━━ Task input ━━
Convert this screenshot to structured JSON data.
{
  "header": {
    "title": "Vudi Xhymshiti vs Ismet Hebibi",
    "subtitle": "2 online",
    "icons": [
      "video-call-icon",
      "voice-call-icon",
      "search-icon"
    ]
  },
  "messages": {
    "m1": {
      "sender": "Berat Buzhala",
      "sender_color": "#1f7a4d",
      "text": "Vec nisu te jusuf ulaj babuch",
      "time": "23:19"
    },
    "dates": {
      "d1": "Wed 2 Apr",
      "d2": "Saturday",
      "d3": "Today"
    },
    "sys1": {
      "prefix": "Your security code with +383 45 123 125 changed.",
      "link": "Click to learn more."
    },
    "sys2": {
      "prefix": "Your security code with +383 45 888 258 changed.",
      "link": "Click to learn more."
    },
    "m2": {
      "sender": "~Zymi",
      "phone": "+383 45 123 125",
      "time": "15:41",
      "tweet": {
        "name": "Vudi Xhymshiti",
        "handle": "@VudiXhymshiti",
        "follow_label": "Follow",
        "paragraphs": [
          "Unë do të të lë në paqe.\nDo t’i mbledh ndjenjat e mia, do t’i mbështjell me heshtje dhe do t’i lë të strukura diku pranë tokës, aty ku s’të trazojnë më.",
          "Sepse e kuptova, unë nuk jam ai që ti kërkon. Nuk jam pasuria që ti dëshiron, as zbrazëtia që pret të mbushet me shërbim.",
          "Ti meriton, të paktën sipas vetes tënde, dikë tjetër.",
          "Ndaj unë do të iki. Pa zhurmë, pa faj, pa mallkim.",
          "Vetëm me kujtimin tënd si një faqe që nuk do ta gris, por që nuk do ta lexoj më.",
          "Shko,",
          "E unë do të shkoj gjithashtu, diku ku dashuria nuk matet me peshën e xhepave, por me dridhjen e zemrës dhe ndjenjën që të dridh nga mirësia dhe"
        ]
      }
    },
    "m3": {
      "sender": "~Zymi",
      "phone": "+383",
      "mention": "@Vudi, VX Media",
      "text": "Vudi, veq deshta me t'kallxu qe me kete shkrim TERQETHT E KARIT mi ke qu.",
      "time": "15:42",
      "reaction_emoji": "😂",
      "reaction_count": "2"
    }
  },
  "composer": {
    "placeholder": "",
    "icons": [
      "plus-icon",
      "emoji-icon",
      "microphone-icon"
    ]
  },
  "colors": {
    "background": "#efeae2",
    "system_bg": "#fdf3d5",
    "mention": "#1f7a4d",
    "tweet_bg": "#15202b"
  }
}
━━━
• **Written task**
Scan the material above. Copy each line that holds the word "prefix".

• **Exercise result**
      "prefix": "Your security code with +383 45 123 125 changed.",
      "prefix": "Your security code with +383 45 888 258 changed.",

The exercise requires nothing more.